To be done: Repeat the data word for word. Do not include the pictures.

* START Data lines *

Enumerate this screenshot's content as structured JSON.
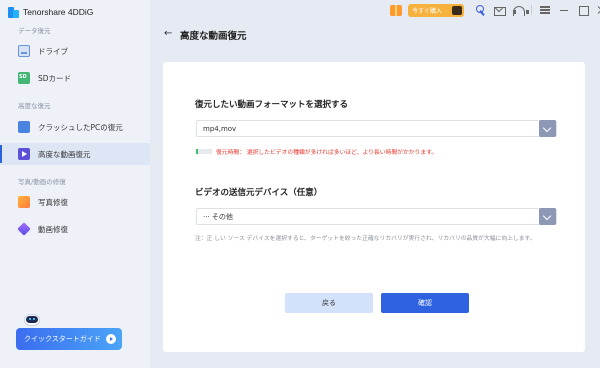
{
  "app": {
    "title": "Tenorshare 4DDiG"
  },
  "sidebar": {
    "sections": [
      {
        "label": "データ復元",
        "items": [
          {
            "label": "ドライブ",
            "icon": "drive-icon"
          },
          {
            "label": "SDカード",
            "icon": "sd-card-icon"
          }
        ]
      },
      {
        "label": "高度な復元",
        "items": [
          {
            "label": "クラッシュしたPCの復元",
            "icon": "crashed-pc-icon"
          },
          {
            "label": "高度な動画復元",
            "icon": "video-recovery-icon",
            "active": true
          }
        ]
      },
      {
        "label": "写真/動画の修復",
        "items": [
          {
            "label": "写真修復",
            "icon": "photo-repair-icon"
          },
          {
            "label": "動画修復",
            "icon": "video-repair-icon"
          }
        ]
      }
    ],
    "quick_start": "クイックスタートガイド"
  },
  "topbar": {
    "buy_label": "今すぐ購入"
  },
  "page": {
    "back_glyph": "←",
    "title": "高度な動画復元"
  },
  "format_section": {
    "heading": "復元したい動画フォーマットを選択する",
    "selected": "mp4,mov",
    "warning": "復元時間： 選択したビデオの種類が多ければ多いほど、より長い時間がかかります。",
    "time_level": 0.1
  },
  "device_section": {
    "heading": "ビデオの送信元デバイス（任意）",
    "selected": "··· その他",
    "note": "注：正 しい ソース デバイスを選択すると、ターゲットを絞った正確なリカバリが実行され、リカバリの品質が大幅に向上します。"
  },
  "buttons": {
    "back": "戻る",
    "confirm": "確認"
  },
  "colors": {
    "accent": "#2f62e0",
    "warning": "#e5352b",
    "sidebar_bg": "#eef2f8"
  }
}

* END Data lines *

Exercise solution:
Enumerate this screenshot's content as structured JSON.
{
  "app": {
    "title": "Tenorshare 4DDiG"
  },
  "sidebar": {
    "sections": [
      {
        "label": "データ復元",
        "items": [
          {
            "label": "ドライブ",
            "icon": "drive-icon"
          },
          {
            "label": "SDカード",
            "icon": "sd-card-icon"
          }
        ]
      },
      {
        "label": "高度な復元",
        "items": [
          {
            "label": "クラッシュしたPCの復元",
            "icon": "crashed-pc-icon"
          },
          {
            "label": "高度な動画復元",
            "icon": "video-recovery-icon",
            "active": true
          }
        ]
      },
      {
        "label": "写真/動画の修復",
        "items": [
          {
            "label": "写真修復",
            "icon": "photo-repair-icon"
          },
          {
            "label": "動画修復",
            "icon": "video-repair-icon"
          }
        ]
      }
    ],
    "quick_start": "クイックスタートガイド"
  },
  "topbar": {
    "buy_label": "今すぐ購入"
  },
  "page": {
    "back_glyph": "←",
    "title": "高度な動画復元"
  },
  "format_section": {
    "heading": "復元したい動画フォーマットを選択する",
    "selected": "mp4,mov",
    "warning": "復元時間： 選択したビデオの種類が多ければ多いほど、より長い時間がかかります。",
    "time_level": 0.1
  },
  "device_section": {
    "heading": "ビデオの送信元デバイス（任意）",
    "selected": "··· その他",
    "note": "注：正 しい ソース デバイスを選択すると、ターゲットを絞った正確なリカバリが実行され、リカバリの品質が大幅に向上します。"
  },
  "buttons": {
    "back": "戻る",
    "confirm": "確認"
  },
  "colors": {
    "accent": "#2f62e0",
    "warning": "#e5352b",
    "sidebar_bg": "#eef2f8"
  }
}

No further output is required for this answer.